The task
Return all of the entries exactly, with nothing added or left out.

[Excerpt from a dataset]
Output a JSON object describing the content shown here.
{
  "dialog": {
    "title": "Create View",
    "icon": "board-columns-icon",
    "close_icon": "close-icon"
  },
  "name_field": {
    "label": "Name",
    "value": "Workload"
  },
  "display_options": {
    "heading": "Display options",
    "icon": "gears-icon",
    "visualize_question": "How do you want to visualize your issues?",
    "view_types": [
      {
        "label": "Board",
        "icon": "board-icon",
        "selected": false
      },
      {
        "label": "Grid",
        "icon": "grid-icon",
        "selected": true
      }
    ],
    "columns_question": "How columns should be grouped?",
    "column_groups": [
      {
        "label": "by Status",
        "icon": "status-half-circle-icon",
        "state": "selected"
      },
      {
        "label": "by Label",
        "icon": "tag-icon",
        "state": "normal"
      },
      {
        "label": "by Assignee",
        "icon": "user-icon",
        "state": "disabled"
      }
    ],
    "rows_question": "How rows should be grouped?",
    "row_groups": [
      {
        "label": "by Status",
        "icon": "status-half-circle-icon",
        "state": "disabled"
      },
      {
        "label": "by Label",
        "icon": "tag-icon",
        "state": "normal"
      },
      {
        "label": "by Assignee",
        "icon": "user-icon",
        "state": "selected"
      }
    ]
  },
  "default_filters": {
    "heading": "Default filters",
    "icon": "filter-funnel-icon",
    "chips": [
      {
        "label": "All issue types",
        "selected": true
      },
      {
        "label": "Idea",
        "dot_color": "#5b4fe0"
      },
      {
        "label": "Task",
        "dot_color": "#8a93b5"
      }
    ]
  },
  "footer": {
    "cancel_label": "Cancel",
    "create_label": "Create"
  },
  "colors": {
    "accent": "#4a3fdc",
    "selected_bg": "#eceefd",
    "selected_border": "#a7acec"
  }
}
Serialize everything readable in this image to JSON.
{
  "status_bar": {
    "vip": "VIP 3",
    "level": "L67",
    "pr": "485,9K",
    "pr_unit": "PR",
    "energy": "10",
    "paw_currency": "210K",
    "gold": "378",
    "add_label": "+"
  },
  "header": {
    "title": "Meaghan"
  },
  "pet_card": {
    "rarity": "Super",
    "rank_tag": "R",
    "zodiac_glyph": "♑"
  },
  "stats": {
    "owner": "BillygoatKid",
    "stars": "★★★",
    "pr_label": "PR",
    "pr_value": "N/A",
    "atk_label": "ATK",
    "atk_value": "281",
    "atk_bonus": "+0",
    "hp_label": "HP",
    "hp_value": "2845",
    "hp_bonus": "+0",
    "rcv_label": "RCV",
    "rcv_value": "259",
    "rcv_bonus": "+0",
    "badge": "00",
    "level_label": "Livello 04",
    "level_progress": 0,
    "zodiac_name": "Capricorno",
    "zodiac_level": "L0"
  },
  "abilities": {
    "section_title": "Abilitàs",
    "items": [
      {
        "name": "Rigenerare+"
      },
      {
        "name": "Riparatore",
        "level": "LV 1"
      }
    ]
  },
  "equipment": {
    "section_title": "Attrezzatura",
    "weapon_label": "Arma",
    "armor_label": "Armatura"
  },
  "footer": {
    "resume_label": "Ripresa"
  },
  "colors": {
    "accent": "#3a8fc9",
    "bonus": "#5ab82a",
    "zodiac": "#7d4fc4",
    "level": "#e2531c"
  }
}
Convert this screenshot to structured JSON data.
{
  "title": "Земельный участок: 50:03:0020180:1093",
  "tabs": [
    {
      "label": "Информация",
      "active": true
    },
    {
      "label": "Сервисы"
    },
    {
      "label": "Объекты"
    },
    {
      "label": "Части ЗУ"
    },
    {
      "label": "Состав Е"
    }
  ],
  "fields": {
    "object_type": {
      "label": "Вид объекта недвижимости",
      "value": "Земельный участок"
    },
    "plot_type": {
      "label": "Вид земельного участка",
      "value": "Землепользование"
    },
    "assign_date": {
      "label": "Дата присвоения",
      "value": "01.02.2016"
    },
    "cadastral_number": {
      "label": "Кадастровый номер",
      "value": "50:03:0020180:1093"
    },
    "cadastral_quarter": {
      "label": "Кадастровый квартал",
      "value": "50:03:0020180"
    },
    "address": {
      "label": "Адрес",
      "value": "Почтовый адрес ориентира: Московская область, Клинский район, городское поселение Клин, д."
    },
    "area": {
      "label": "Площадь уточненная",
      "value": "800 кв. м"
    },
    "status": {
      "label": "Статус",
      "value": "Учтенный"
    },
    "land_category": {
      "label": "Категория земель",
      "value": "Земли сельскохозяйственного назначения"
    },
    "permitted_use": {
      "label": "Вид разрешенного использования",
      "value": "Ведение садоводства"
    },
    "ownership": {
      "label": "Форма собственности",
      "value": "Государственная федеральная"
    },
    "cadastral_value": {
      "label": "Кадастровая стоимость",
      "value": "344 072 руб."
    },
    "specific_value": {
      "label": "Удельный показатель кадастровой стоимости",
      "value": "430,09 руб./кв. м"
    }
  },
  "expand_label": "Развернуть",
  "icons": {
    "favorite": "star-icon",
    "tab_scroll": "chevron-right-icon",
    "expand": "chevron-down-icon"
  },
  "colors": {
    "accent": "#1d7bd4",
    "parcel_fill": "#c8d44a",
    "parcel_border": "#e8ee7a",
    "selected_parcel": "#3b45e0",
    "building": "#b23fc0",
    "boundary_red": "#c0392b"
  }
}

Complete answer
Output a JSON object describing the content shown here.
{
  "dialog": {
    "title": "Create View",
    "icon": "board-columns-icon",
    "close_icon": "close-icon"
  },
  "name_field": {
    "label": "Name",
    "value": "Workload"
  },
  "display_options": {
    "heading": "Display options",
    "icon": "gears-icon",
    "visualize_question": "How do you want to visualize your issues?",
    "view_types": [
      {
        "label": "Board",
        "icon": "board-icon",
        "selected": false
      },
      {
        "label": "Grid",
        "icon": "grid-icon",
        "selected": true
      }
    ],
    "columns_question": "How columns should be grouped?",
    "column_groups": [
      {
        "label": "by Status",
        "icon": "status-half-circle-icon",
        "state": "selected"
      },
      {
        "label": "by Label",
        "icon": "tag-icon",
        "state": "normal"
      },
      {
        "label": "by Assignee",
        "icon": "user-icon",
        "state": "disabled"
      }
    ],
    "rows_question": "How rows should be grouped?",
    "row_groups": [
      {
        "label": "by Status",
        "icon": "status-half-circle-icon",
        "state": "disabled"
      },
      {
        "label": "by Label",
        "icon": "tag-icon",
        "state": "normal"
      },
      {
        "label": "by Assignee",
        "icon": "user-icon",
        "state": "selected"
      }
    ]
  },
  "default_filters": {
    "heading": "Default filters",
    "icon": "filter-funnel-icon",
    "chips": [
      {
        "label": "All issue types",
        "selected": true
      },
      {
        "label": "Idea",
        "dot_color": "#5b4fe0"
      },
      {
        "label": "Task",
        "dot_color": "#8a93b5"
      }
    ]
  },
  "footer": {
    "cancel_label": "Cancel",
    "create_label": "Create"
  },
  "colors": {
    "accent": "#4a3fdc",
    "selected_bg": "#eceefd",
    "selected_border": "#a7acec"
  }
}
Serialize everything readable in this image to JSON.
{
  "status_bar": {
    "vip": "VIP 3",
    "level": "L67",
    "pr": "485,9K",
    "pr_unit": "PR",
    "energy": "10",
    "paw_currency": "210K",
    "gold": "378",
    "add_label": "+"
  },
  "header": {
    "title": "Meaghan"
  },
  "pet_card": {
    "rarity": "Super",
    "rank_tag": "R",
    "zodiac_glyph": "♑"
  },
  "stats": {
    "owner": "BillygoatKid",
    "stars": "★★★",
    "pr_label": "PR",
    "pr_value": "N/A",
    "atk_label": "ATK",
    "atk_value": "281",
    "atk_bonus": "+0",
    "hp_label": "HP",
    "hp_value": "2845",
    "hp_bonus": "+0",
    "rcv_label": "RCV",
    "rcv_value": "259",
    "rcv_bonus": "+0",
    "badge": "00",
    "level_label": "Livello 04",
    "level_progress": 0,
    "zodiac_name": "Capricorno",
    "zodiac_level": "L0"
  },
  "abilities": {
    "section_title": "Abilitàs",
    "items": [
      {
        "name": "Rigenerare+"
      },
      {
        "name": "Riparatore",
        "level": "LV 1"
      }
    ]
  },
  "equipment": {
    "section_title": "Attrezzatura",
    "weapon_label": "Arma",
    "armor_label": "Armatura"
  },
  "footer": {
    "resume_label": "Ripresa"
  },
  "colors": {
    "accent": "#3a8fc9",
    "bonus": "#5ab82a",
    "zodiac": "#7d4fc4",
    "level": "#e2531c"
  }
}
Convert this screenshot to structured JSON data.
{
  "title": "Земельный участок: 50:03:0020180:1093",
  "tabs": [
    {
      "label": "Информация",
      "active": true
    },
    {
      "label": "Сервисы"
    },
    {
      "label": "Объекты"
    },
    {
      "label": "Части ЗУ"
    },
    {
      "label": "Состав Е"
    }
  ],
  "fields": {
    "object_type": {
      "label": "Вид объекта недвижимости",
      "value": "Земельный участок"
    },
    "plot_type": {
      "label": "Вид земельного участка",
      "value": "Землепользование"
    },
    "assign_date": {
      "label": "Дата присвоения",
      "value": "01.02.2016"
    },
    "cadastral_number": {
      "label": "Кадастровый номер",
      "value": "50:03:0020180:1093"
    },
    "cadastral_quarter": {
      "label": "Кадастровый квартал",
      "value": "50:03:0020180"
    },
    "address": {
      "label": "Адрес",
      "value": "Почтовый адрес ориентира: Московская область, Клинский район, городское поселение Клин, д."
    },
    "area": {
      "label": "Площадь уточненная",
      "value": "800 кв. м"
    },
    "status": {
      "label": "Статус",
      "value": "Учтенный"
    },
    "land_category": {
      "label": "Категория земель",
      "value": "Земли сельскохозяйственного назначения"
    },
    "permitted_use": {
      "label": "Вид разрешенного использования",
      "value": "Ведение садоводства"
    },
    "ownership": {
      "label": "Форма собственности",
      "value": "Государственная федеральная"
    },
    "cadastral_value": {
      "label": "Кадастровая стоимость",
      "value": "344 072 руб."
    },
    "specific_value": {
      "label": "Удельный показатель кадастровой стоимости",
      "value": "430,09 руб./кв. м"
    }
  },
  "expand_label": "Развернуть",
  "icons": {
    "favorite": "star-icon",
    "tab_scroll": "chevron-right-icon",
    "expand": "chevron-down-icon"
  },
  "colors": {
    "accent": "#1d7bd4",
    "parcel_fill": "#c8d44a",
    "parcel_border": "#e8ee7a",
    "selected_parcel": "#3b45e0",
    "building": "#b23fc0",
    "boundary_red": "#c0392b"
  }
}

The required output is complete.